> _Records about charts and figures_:
"""

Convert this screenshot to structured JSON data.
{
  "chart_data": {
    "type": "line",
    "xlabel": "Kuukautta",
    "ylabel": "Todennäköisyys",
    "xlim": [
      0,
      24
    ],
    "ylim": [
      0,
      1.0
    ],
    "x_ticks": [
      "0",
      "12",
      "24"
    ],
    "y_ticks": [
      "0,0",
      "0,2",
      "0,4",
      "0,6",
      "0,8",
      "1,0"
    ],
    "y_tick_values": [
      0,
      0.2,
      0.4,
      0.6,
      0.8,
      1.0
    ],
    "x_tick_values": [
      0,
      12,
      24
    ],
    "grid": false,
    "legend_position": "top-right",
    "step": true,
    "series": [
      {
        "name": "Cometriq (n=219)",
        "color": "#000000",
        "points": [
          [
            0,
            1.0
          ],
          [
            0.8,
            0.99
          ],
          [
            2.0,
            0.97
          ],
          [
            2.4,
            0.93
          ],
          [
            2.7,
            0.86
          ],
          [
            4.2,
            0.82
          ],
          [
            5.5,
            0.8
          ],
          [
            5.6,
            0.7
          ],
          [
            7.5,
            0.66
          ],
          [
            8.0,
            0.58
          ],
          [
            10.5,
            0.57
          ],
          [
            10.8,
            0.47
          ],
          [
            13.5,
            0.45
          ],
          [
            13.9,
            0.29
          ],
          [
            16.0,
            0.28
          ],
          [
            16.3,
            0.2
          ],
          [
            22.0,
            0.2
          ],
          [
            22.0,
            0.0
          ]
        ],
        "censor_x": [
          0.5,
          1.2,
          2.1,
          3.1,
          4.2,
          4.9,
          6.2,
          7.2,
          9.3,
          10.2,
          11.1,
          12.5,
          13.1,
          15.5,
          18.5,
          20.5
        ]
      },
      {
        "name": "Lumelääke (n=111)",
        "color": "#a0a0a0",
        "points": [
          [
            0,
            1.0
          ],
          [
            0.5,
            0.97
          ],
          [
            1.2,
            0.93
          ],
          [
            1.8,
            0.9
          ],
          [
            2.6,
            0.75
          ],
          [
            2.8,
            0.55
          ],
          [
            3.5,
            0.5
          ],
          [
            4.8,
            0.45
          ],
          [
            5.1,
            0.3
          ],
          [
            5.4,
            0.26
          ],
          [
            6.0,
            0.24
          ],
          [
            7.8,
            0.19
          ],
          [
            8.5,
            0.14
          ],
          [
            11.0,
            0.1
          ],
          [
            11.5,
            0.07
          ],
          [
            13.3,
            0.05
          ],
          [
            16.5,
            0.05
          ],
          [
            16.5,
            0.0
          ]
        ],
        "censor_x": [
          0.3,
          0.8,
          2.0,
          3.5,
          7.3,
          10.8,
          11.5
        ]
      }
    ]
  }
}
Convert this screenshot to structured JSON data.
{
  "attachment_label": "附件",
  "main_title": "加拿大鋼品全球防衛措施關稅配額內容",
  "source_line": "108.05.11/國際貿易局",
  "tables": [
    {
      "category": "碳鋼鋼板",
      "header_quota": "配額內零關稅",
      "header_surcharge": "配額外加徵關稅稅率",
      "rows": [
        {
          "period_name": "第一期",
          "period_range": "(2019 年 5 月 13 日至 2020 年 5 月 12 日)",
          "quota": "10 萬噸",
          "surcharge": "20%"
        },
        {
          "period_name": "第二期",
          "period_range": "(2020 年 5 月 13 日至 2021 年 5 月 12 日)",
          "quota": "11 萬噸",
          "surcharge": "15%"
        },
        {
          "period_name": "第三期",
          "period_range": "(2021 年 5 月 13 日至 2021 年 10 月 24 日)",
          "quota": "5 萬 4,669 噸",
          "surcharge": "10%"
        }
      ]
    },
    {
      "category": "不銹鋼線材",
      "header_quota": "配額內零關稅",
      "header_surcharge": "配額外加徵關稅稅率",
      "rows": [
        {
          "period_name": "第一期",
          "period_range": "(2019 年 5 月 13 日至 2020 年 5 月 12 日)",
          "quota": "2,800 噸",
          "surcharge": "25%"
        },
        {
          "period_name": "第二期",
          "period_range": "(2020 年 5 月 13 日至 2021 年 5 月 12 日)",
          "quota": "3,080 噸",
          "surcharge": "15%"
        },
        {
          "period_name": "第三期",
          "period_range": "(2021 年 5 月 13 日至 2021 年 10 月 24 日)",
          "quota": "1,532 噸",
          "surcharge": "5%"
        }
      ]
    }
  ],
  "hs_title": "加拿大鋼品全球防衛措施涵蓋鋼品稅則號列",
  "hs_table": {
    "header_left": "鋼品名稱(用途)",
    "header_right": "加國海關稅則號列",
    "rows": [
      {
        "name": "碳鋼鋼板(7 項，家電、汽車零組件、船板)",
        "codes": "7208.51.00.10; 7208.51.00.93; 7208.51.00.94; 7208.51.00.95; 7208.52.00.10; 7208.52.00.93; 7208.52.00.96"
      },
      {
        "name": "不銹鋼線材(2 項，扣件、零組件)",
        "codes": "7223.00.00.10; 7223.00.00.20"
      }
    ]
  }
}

"""

> _TASK DIRECTIONS_: Write out every entry verbatim.

> _OUTPUT FOR THIS TASK_:
Convert this screenshot to structured JSON data.
{
  "chart_data": {
    "type": "line",
    "xlabel": "Kuukautta",
    "ylabel": "Todennäköisyys",
    "xlim": [
      0,
      24
    ],
    "ylim": [
      0,
      1.0
    ],
    "x_ticks": [
      "0",
      "12",
      "24"
    ],
    "y_ticks": [
      "0,0",
      "0,2",
      "0,4",
      "0,6",
      "0,8",
      "1,0"
    ],
    "y_tick_values": [
      0,
      0.2,
      0.4,
      0.6,
      0.8,
      1.0
    ],
    "x_tick_values": [
      0,
      12,
      24
    ],
    "grid": false,
    "legend_position": "top-right",
    "step": true,
    "series": [
      {
        "name": "Cometriq (n=219)",
        "color": "#000000",
        "points": [
          [
            0,
            1.0
          ],
          [
            0.8,
            0.99
          ],
          [
            2.0,
            0.97
          ],
          [
            2.4,
            0.93
          ],
          [
            2.7,
            0.86
          ],
          [
            4.2,
            0.82
          ],
          [
            5.5,
            0.8
          ],
          [
            5.6,
            0.7
          ],
          [
            7.5,
            0.66
          ],
          [
            8.0,
            0.58
          ],
          [
            10.5,
            0.57
          ],
          [
            10.8,
            0.47
          ],
          [
            13.5,
            0.45
          ],
          [
            13.9,
            0.29
          ],
          [
            16.0,
            0.28
          ],
          [
            16.3,
            0.2
          ],
          [
            22.0,
            0.2
          ],
          [
            22.0,
            0.0
          ]
        ],
        "censor_x": [
          0.5,
          1.2,
          2.1,
          3.1,
          4.2,
          4.9,
          6.2,
          7.2,
          9.3,
          10.2,
          11.1,
          12.5,
          13.1,
          15.5,
          18.5,
          20.5
        ]
      },
      {
        "name": "Lumelääke (n=111)",
        "color": "#a0a0a0",
        "points": [
          [
            0,
            1.0
          ],
          [
            0.5,
            0.97
          ],
          [
            1.2,
            0.93
          ],
          [
            1.8,
            0.9
          ],
          [
            2.6,
            0.75
          ],
          [
            2.8,
            0.55
          ],
          [
            3.5,
            0.5
          ],
          [
            4.8,
            0.45
          ],
          [
            5.1,
            0.3
          ],
          [
            5.4,
            0.26
          ],
          [
            6.0,
            0.24
          ],
          [
            7.8,
            0.19
          ],
          [
            8.5,
            0.14
          ],
          [
            11.0,
            0.1
          ],
          [
            11.5,
            0.07
          ],
          [
            13.3,
            0.05
          ],
          [
            16.5,
            0.05
          ],
          [
            16.5,
            0.0
          ]
        ],
        "censor_x": [
          0.3,
          0.8,
          2.0,
          3.5,
          7.3,
          10.8,
          11.5
        ]
      }
    ]
  }
}
Convert this screenshot to structured JSON data.
{
  "attachment_label": "附件",
  "main_title": "加拿大鋼品全球防衛措施關稅配額內容",
  "source_line": "108.05.11/國際貿易局",
  "tables": [
    {
      "category": "碳鋼鋼板",
      "header_quota": "配額內零關稅",
      "header_surcharge": "配額外加徵關稅稅率",
      "rows": [
        {
          "period_name": "第一期",
          "period_range": "(2019 年 5 月 13 日至 2020 年 5 月 12 日)",
          "quota": "10 萬噸",
          "surcharge": "20%"
        },
        {
          "period_name": "第二期",
          "period_range": "(2020 年 5 月 13 日至 2021 年 5 月 12 日)",
          "quota": "11 萬噸",
          "surcharge": "15%"
        },
        {
          "period_name": "第三期",
          "period_range": "(2021 年 5 月 13 日至 2021 年 10 月 24 日)",
          "quota": "5 萬 4,669 噸",
          "surcharge": "10%"
        }
      ]
    },
    {
      "category": "不銹鋼線材",
      "header_quota": "配額內零關稅",
      "header_surcharge": "配額外加徵關稅稅率",
      "rows": [
        {
          "period_name": "第一期",
          "period_range": "(2019 年 5 月 13 日至 2020 年 5 月 12 日)",
          "quota": "2,800 噸",
          "surcharge": "25%"
        },
        {
          "period_name": "第二期",
          "period_range": "(2020 年 5 月 13 日至 2021 年 5 月 12 日)",
          "quota": "3,080 噸",
          "surcharge": "15%"
        },
        {
          "period_name": "第三期",
          "period_range": "(2021 年 5 月 13 日至 2021 年 10 月 24 日)",
          "quota": "1,532 噸",
          "surcharge": "5%"
        }
      ]
    }
  ],
  "hs_title": "加拿大鋼品全球防衛措施涵蓋鋼品稅則號列",
  "hs_table": {
    "header_left": "鋼品名稱(用途)",
    "header_right": "加國海關稅則號列",
    "rows": [
      {
        "name": "碳鋼鋼板(7 項，家電、汽車零組件、船板)",
        "codes": "7208.51.00.10; 7208.51.00.93; 7208.51.00.94; 7208.51.00.95; 7208.52.00.10; 7208.52.00.93; 7208.52.00.96"
      },
      {
        "name": "不銹鋼線材(2 項，扣件、零組件)",
        "codes": "7223.00.00.10; 7223.00.00.20"
      }
    ]
  }
}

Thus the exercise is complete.